_Saved entries_.
* * *

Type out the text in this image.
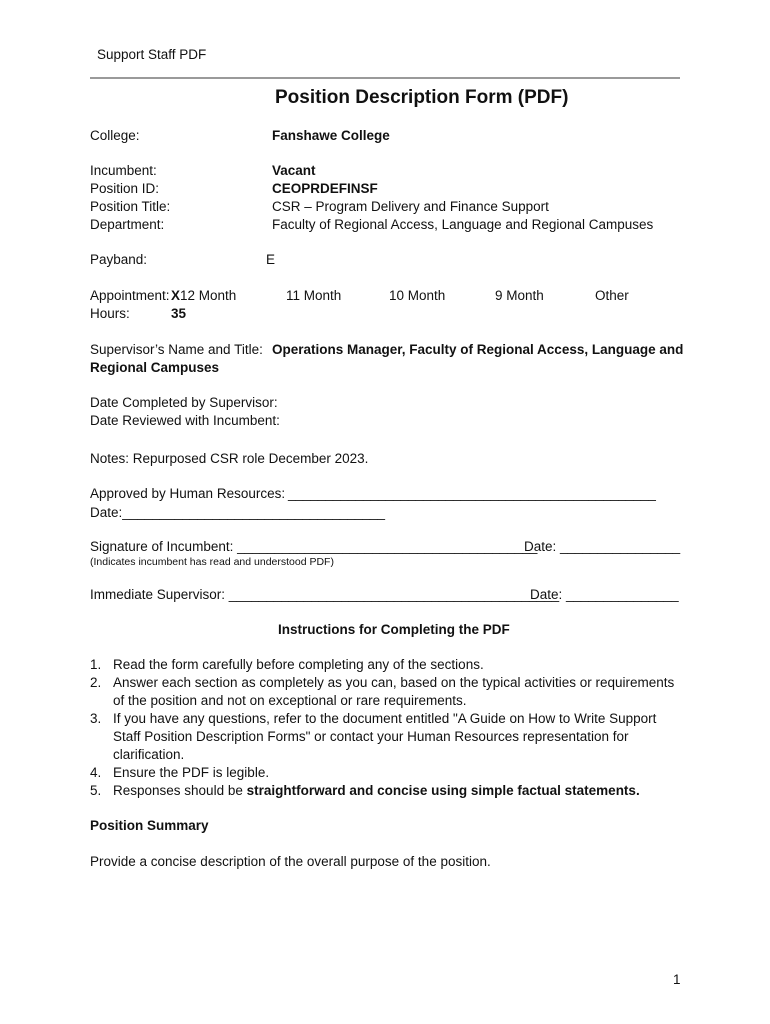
Support Staff PDF
Position Description Form (PDF)
College:	Fanshawe College
Incumbent:	Vacant
Position ID:	CEOPRDEFINSF
Position Title:	CSR – Program Delivery and Finance Support
Department:	Faculty of Regional Access, Language and Regional Campuses
Payband:	E
Appointment: X 12 Month	11 Month	10 Month	9 Month	Other
Hours:	35
Supervisor’s Name and Title: Operations Manager, Faculty of Regional Access, Language and
Regional Campuses
Date Completed by Supervisor:
Date Reviewed with Incumbent:
Notes: Repurposed CSR role December 2023.
Approved by Human Resources: _________________________________________________
Date:___________________________________
Signature of Incumbent: ________________________________________
Date: ________________
(Indicates incumbent has read and understood PDF)
Immediate Supervisor: ____________________________________________
Date: _______________
Instructions for Completing the PDF
1. Read the form carefully before completing any of the sections.
2. Answer each section as completely as you can, based on the typical activities or requirements of the position and not on exceptional or rare requirements.
3. If you have any questions, refer to the document entitled "A Guide on How to Write Support Staff Position Description Forms" or contact your Human Resources representation for clarification.
4. Ensure the PDF is legible.
5. Responses should be straightforward and concise using simple factual statements.
Position Summary
Provide a concise description of the overall purpose of the position.
1
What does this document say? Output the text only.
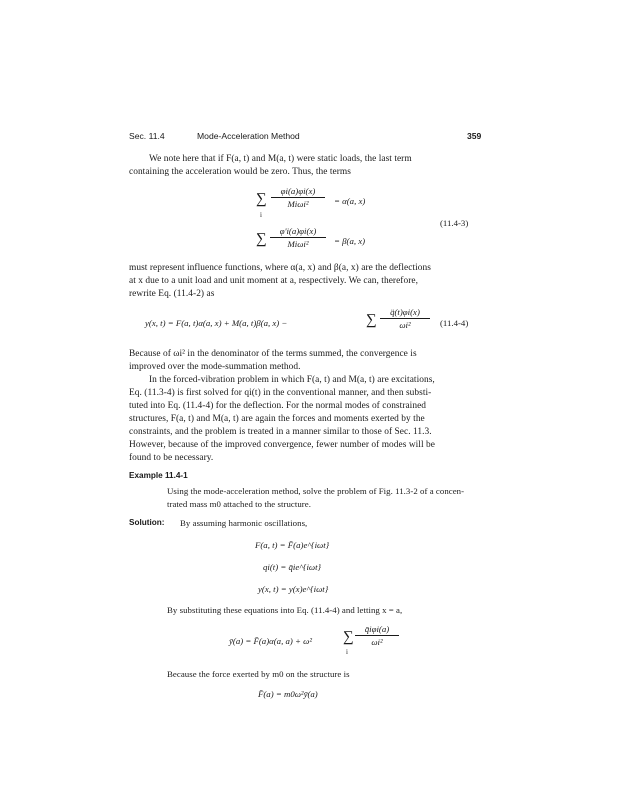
Sec. 11.4	Mode-Acceleration Method	359
We note here that if F(a, t) and M(a, t) were static loads, the last term
containing the acceleration would be zero. Thus, the terms
∑
i
φi(a)φi(x)
Miωi²	= α(a, x)
(11.4-3)
∑	φ'i(a)φi(x)
Miωi²	= β(a, x)
must represent influence functions, where α(a, x) and β(a, x) are the deflections
at x due to a unit load and unit moment at a, respectively. We can, therefore,
rewrite Eq. (11.4-2) as
y(x, t) = F(a, t)α(a, x) + M(a, t)β(a, x) −	∑	q̈(t)φi(x)
ωi²	(11.4-4)
Because of ωi² in the denominator of the terms summed, the convergence is
improved over the mode-summation method.
In the forced-vibration problem in which F(a, t) and M(a, t) are excitations,
Eq. (11.3-4) is first solved for qi(t) in the conventional manner, and then substi-
tuted into Eq. (11.4-4) for the deflection. For the normal modes of constrained
structures, F(a, t) and M(a, t) are again the forces and moments exerted by the
constraints, and the problem is treated in a manner similar to those of Sec. 11.3.
However, because of the improved convergence, fewer number of modes will be
found to be necessary.
Example 11.4-1
Using the mode-acceleration method, solve the problem of Fig. 11.3-2 of a concen-
trated mass m0 attached to the structure.
Solution: By assuming harmonic oscillations,
F(a, t) = F̄(a)e^{iωt}
qi(t) = q̄ie^{iωt}
y(x, t) = y(x)e^{iωt}
By substituting these equations into Eq. (11.4-4) and letting x = a,
ȳ(a) = F̄(a)α(a, a) + ω² ∑
i
q̄iφi(a)
ωi²
Because the force exerted by m0 on the structure is
F̄(a) = m0ω²ȳ(a)
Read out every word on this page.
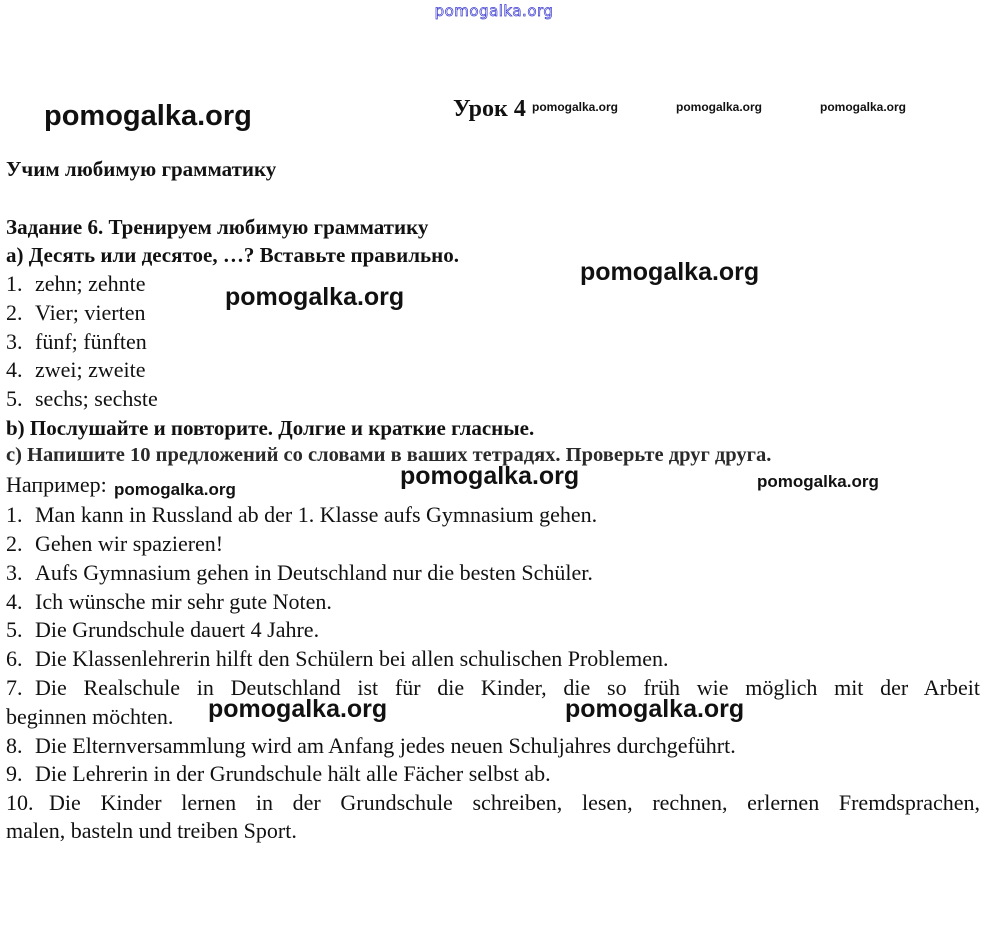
pomogalka.org
pomogalka.org	pomogalka.org	pomogalka.org
pomogalka.org
pomogalka.org
pomogalka.org
Урок 4
Учим любимую грамматику
Задание 6. Тренируем любимую грамматику
a) Десять или десятое, …? Вставьте правильно.
1. zehn; zehnte
2. Vier; vierten
3. fünf; fünften
4. zwei; zweite
5. sechs; sechste
b) Послушайте и повторите. Долгие и краткие гласные.
c) Напишите 10 предложений со словами в ваших тетрадях. Проверьте друг друга.
Например: pomogalka.org	pomogalka.org	pomogalka.org
1. Man kann in Russland ab der 1. Klasse aufs Gymnasium gehen.
2. Gehen wir spazieren!
3. Aufs Gymnasium gehen in Deutschland nur die besten Schüler.
4. Ich wünsche mir sehr gute Noten.
5. Die Grundschule dauert 4 Jahre.
6. Die Klassenlehrerin hilft den Schülern bei allen schulischen Problemen.
7. Die Realschule in Deutschland ist für die Kinder, die so früh wie möglich mit der Arbeit
beginnen möchten. pomogalka.org	pomogalka.org
8. Die Elternversammlung wird am Anfang jedes neuen Schuljahres durchgeführt.
9. Die Lehrerin in der Grundschule hält alle Fächer selbst ab.
10. Die Kinder lernen in der Grundschule schreiben, lesen, rechnen, erlernen Fremdsprachen,
malen, basteln und treiben Sport.
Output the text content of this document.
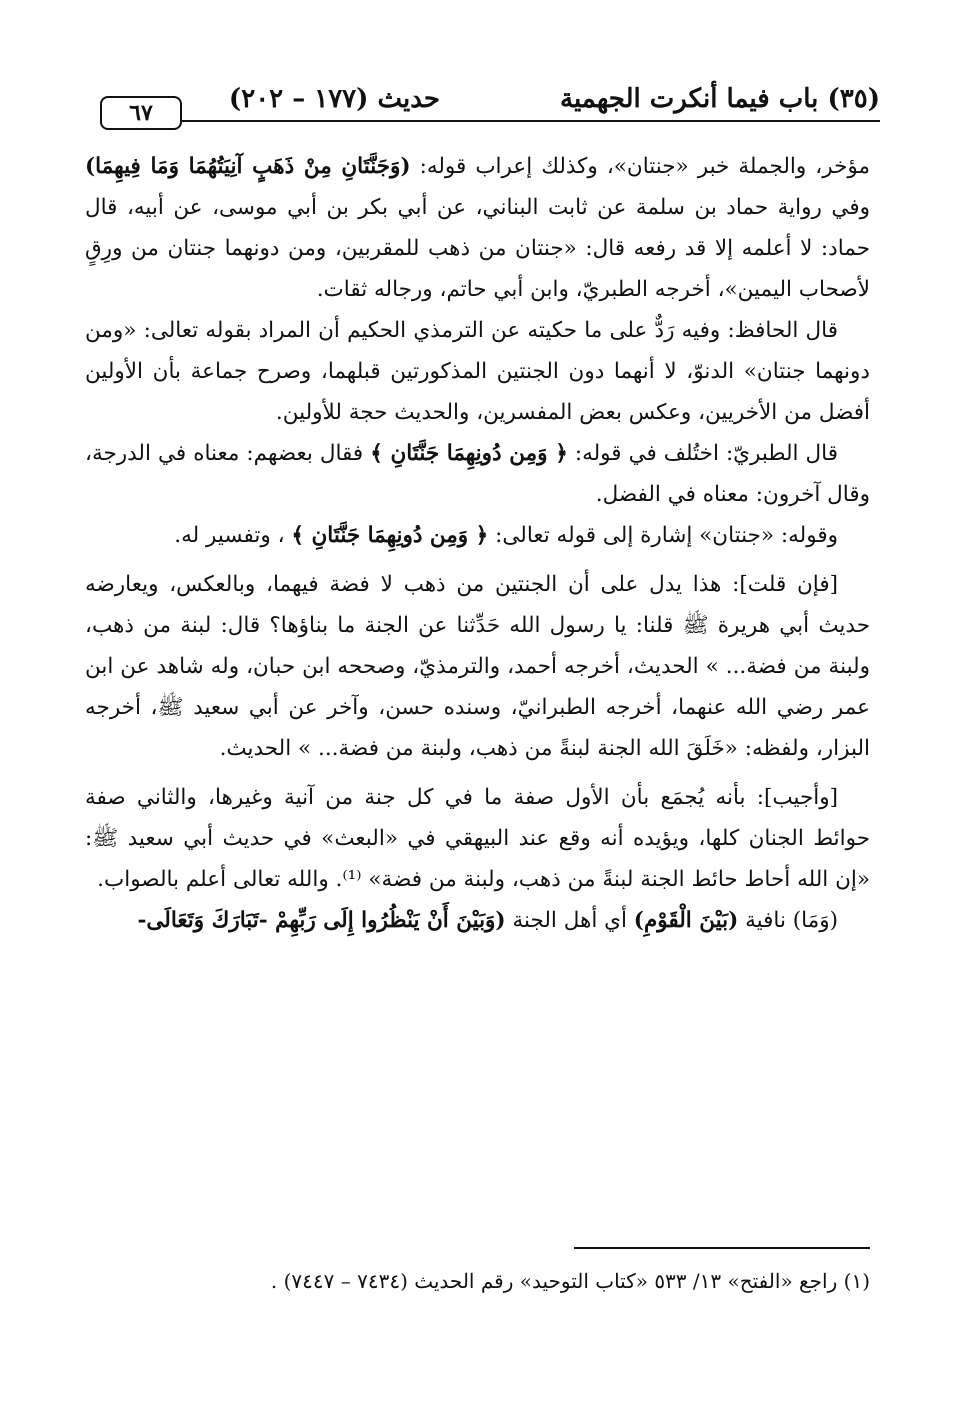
(٣٥) باب فيما أنكرت الجهمية
حديث (١٧٧ – ٢٠٢)
٦٧

مؤخر، والجملة خبر «جنتان»، وكذلك إعراب قوله: (وَجَنَّتَانِ مِنْ ذَهَبٍ آنِيَتُهُمَا وَمَا فِيهِمَا) وفي رواية حماد بن سلمة عن ثابت البناني، عن أبي بكر بن أبي موسى، عن أبيه، قال حماد: لا أعلمه إلا قد رفعه قال: «جنتان من ذهب للمقربين، ومن دونهما جنتان من ورِقٍ لأصحاب اليمين»، أخرجه الطبريّ، وابن أبي حاتم، ورجاله ثقات.

قال الحافظ: وفيه رَدٌّ على ما حكيته عن الترمذي الحكيم أن المراد بقوله تعالى: «ومن دونهما جنتان» الدنوّ، لا أنهما دون الجنتين المذكورتين قبلهما، وصرح جماعة بأن الأولين أفضل من الأخريين، وعكس بعض المفسرين، والحديث حجة للأولين.

قال الطبريّ: اختُلف في قوله: ﴿ وَمِن دُونِهِمَا جَنَّتَانِ ﴾ فقال بعضهم: معناه في الدرجة، وقال آخرون: معناه في الفضل.

وقوله: «جنتان» إشارة إلى قوله تعالى: ﴿ وَمِن دُونِهِمَا جَنَّتَانِ ﴾ ، وتفسير له.

[فإن قلت]: هذا يدل على أن الجنتين من ذهب لا فضة فيهما، وبالعكس، ويعارضه حديث أبي هريرة ﷺ قلنا: يا رسول الله حَدِّثنا عن الجنة ما بناؤها؟ قال: لبنة من ذهب، ولبنة من فضة... » الحديث، أخرجه أحمد، والترمذيّ، وصححه ابن حبان، وله شاهد عن ابن عمر رضي الله عنهما، أخرجه الطبرانيّ، وسنده حسن، وآخر عن أبي سعيد ﷺ، أخرجه البزار، ولفظه: «خَلَقَ الله الجنة لبنةً من ذهب، ولبنة من فضة... » الحديث.

[وأجيب]: بأنه يُجمَع بأن الأول صفة ما في كل جنة من آنية وغيرها، والثاني صفة حوائط الجنان كلها، ويؤيده أنه وقع عند البيهقي في «البعث» في حديث أبي سعيد ﷺ: «إن الله أحاط حائط الجنة لبنةً من ذهب، ولبنة من فضة» ⁽¹⁾. والله تعالى أعلم بالصواب.

(وَمَا) نافية (بَيْنَ الْقَوْمِ) أي أهل الجنة (وَبَيْنَ أَنْ يَنْظُرُوا إِلَى رَبِّهِمْ -تَبَارَكَ وَتَعَالَى-

(١) راجع «الفتح» ١٣/ ٥٣٣ «كتاب التوحيد» رقم الحديث (٧٤٣٤ – ٧٤٤٧) .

* * *

_Given exercise_. Every line of text is to be repeated exactly; pictures are left out.

_Correct result_.
Type out the text in this image.
Support Staff PDF
Position Description Form (PDF)
College:	Fanshawe College
Incumbent:	Vacant
Position ID:	CEOPRDEFINSF
Position Title:	CSR – Program Delivery and Finance Support
Department:	Faculty of Regional Access, Language and Regional Campuses
Payband:	E
Appointment: X 12 Month	11 Month	10 Month	9 Month	Other
Hours:	35
Supervisor’s Name and Title: Operations Manager, Faculty of Regional Access, Language and
Regional Campuses
Date Completed by Supervisor:
Date Reviewed with Incumbent:
Notes: Repurposed CSR role December 2023.
Approved by Human Resources: _________________________________________________
Date:___________________________________
Signature of Incumbent: ________________________________________
Date: ________________
(Indicates incumbent has read and understood PDF)
Immediate Supervisor: ____________________________________________
Date: _______________
Instructions for Completing the PDF
1. Read the form carefully before completing any of the sections.
2. Answer each section as completely as you can, based on the typical activities or requirements of the position and not on exceptional or rare requirements.
3. If you have any questions, refer to the document entitled "A Guide on How to Write Support Staff Position Description Forms" or contact your Human Resources representation for clarification.
4. Ensure the PDF is legible.
5. Responses should be straightforward and concise using simple factual statements.
Position Summary
Provide a concise description of the overall purpose of the position.
1
What does this document say? Output the text only.
Sec. 11.4	Mode-Acceleration Method	359
We note here that if F(a, t) and M(a, t) were static loads, the last term
containing the acceleration would be zero. Thus, the terms
∑
i
φi(a)φi(x)
Miωi²	= α(a, x)
(11.4-3)
∑	φ'i(a)φi(x)
Miωi²	= β(a, x)
must represent influence functions, where α(a, x) and β(a, x) are the deflections
at x due to a unit load and unit moment at a, respectively. We can, therefore,
rewrite Eq. (11.4-2) as
y(x, t) = F(a, t)α(a, x) + M(a, t)β(a, x) −	∑	q̈(t)φi(x)
ωi²	(11.4-4)
Because of ωi² in the denominator of the terms summed, the convergence is
improved over the mode-summation method.
In the forced-vibration problem in which F(a, t) and M(a, t) are excitations,
Eq. (11.3-4) is first solved for qi(t) in the conventional manner, and then substi-
tuted into Eq. (11.4-4) for the deflection. For the normal modes of constrained
structures, F(a, t) and M(a, t) are again the forces and moments exerted by the
constraints, and the problem is treated in a manner similar to those of Sec. 11.3.
However, because of the improved convergence, fewer number of modes will be
found to be necessary.
Example 11.4-1
Using the mode-acceleration method, solve the problem of Fig. 11.3-2 of a concen-
trated mass m0 attached to the structure.
Solution: By assuming harmonic oscillations,
F(a, t) = F̄(a)e^{iωt}
qi(t) = q̄ie^{iωt}
y(x, t) = y(x)e^{iωt}
By substituting these equations into Eq. (11.4-4) and letting x = a,
ȳ(a) = F̄(a)α(a, a) + ω² ∑
i
q̄iφi(a)
ωi²
Because the force exerted by m0 on the structure is
F̄(a) = m0ω²ȳ(a)
Read out every word on this page.
pomogalka.org
pomogalka.org	pomogalka.org	pomogalka.org
pomogalka.org
pomogalka.org
pomogalka.org
Урок 4
Учим любимую грамматику
Задание 6. Тренируем любимую грамматику
a) Десять или десятое, …? Вставьте правильно.
1. zehn; zehnte
2. Vier; vierten
3. fünf; fünften
4. zwei; zweite
5. sechs; sechste
b) Послушайте и повторите. Долгие и краткие гласные.
c) Напишите 10 предложений со словами в ваших тетрадях. Проверьте друг друга.
Например: pomogalka.org	pomogalka.org	pomogalka.org
1. Man kann in Russland ab der 1. Klasse aufs Gymnasium gehen.
2. Gehen wir spazieren!
3. Aufs Gymnasium gehen in Deutschland nur die besten Schüler.
4. Ich wünsche mir sehr gute Noten.
5. Die Grundschule dauert 4 Jahre.
6. Die Klassenlehrerin hilft den Schülern bei allen schulischen Problemen.
7. Die Realschule in Deutschland ist für die Kinder, die so früh wie möglich mit der Arbeit
beginnen möchten. pomogalka.org	pomogalka.org
8. Die Elternversammlung wird am Anfang jedes neuen Schuljahres durchgeführt.
9. Die Lehrerin in der Grundschule hält alle Fächer selbst ab.
10. Die Kinder lernen in der Grundschule schreiben, lesen, rechnen, erlernen Fremdsprachen,
malen, basteln und treiben Sport.
Output the text content of this document.
(٣٥) باب فيما أنكرت الجهمية
حديث (١٧٧ – ٢٠٢)
٦٧

مؤخر، والجملة خبر «جنتان»، وكذلك إعراب قوله: (وَجَنَّتَانِ مِنْ ذَهَبٍ آنِيَتُهُمَا وَمَا فِيهِمَا) وفي رواية حماد بن سلمة عن ثابت البناني، عن أبي بكر بن أبي موسى، عن أبيه، قال حماد: لا أعلمه إلا قد رفعه قال: «جنتان من ذهب للمقربين، ومن دونهما جنتان من ورِقٍ لأصحاب اليمين»، أخرجه الطبريّ، وابن أبي حاتم، ورجاله ثقات.

قال الحافظ: وفيه رَدٌّ على ما حكيته عن الترمذي الحكيم أن المراد بقوله تعالى: «ومن دونهما جنتان» الدنوّ، لا أنهما دون الجنتين المذكورتين قبلهما، وصرح جماعة بأن الأولين أفضل من الأخريين، وعكس بعض المفسرين، والحديث حجة للأولين.

قال الطبريّ: اختُلف في قوله: ﴿ وَمِن دُونِهِمَا جَنَّتَانِ ﴾ فقال بعضهم: معناه في الدرجة، وقال آخرون: معناه في الفضل.

وقوله: «جنتان» إشارة إلى قوله تعالى: ﴿ وَمِن دُونِهِمَا جَنَّتَانِ ﴾ ، وتفسير له.

[فإن قلت]: هذا يدل على أن الجنتين من ذهب لا فضة فيهما، وبالعكس، ويعارضه حديث أبي هريرة ﷺ قلنا: يا رسول الله حَدِّثنا عن الجنة ما بناؤها؟ قال: لبنة من ذهب، ولبنة من فضة... » الحديث، أخرجه أحمد، والترمذيّ، وصححه ابن حبان، وله شاهد عن ابن عمر رضي الله عنهما، أخرجه الطبرانيّ، وسنده حسن، وآخر عن أبي سعيد ﷺ، أخرجه البزار، ولفظه: «خَلَقَ الله الجنة لبنةً من ذهب، ولبنة من فضة... » الحديث.

[وأجيب]: بأنه يُجمَع بأن الأول صفة ما في كل جنة من آنية وغيرها، والثاني صفة حوائط الجنان كلها، ويؤيده أنه وقع عند البيهقي في «البعث» في حديث أبي سعيد ﷺ: «إن الله أحاط حائط الجنة لبنةً من ذهب، ولبنة من فضة» ⁽¹⁾. والله تعالى أعلم بالصواب.

(وَمَا) نافية (بَيْنَ الْقَوْمِ) أي أهل الجنة (وَبَيْنَ أَنْ يَنْظُرُوا إِلَى رَبِّهِمْ -تَبَارَكَ وَتَعَالَى-

(١) راجع «الفتح» ١٣/ ٥٣٣ «كتاب التوحيد» رقم الحديث (٧٤٣٤ – ٧٤٤٧) .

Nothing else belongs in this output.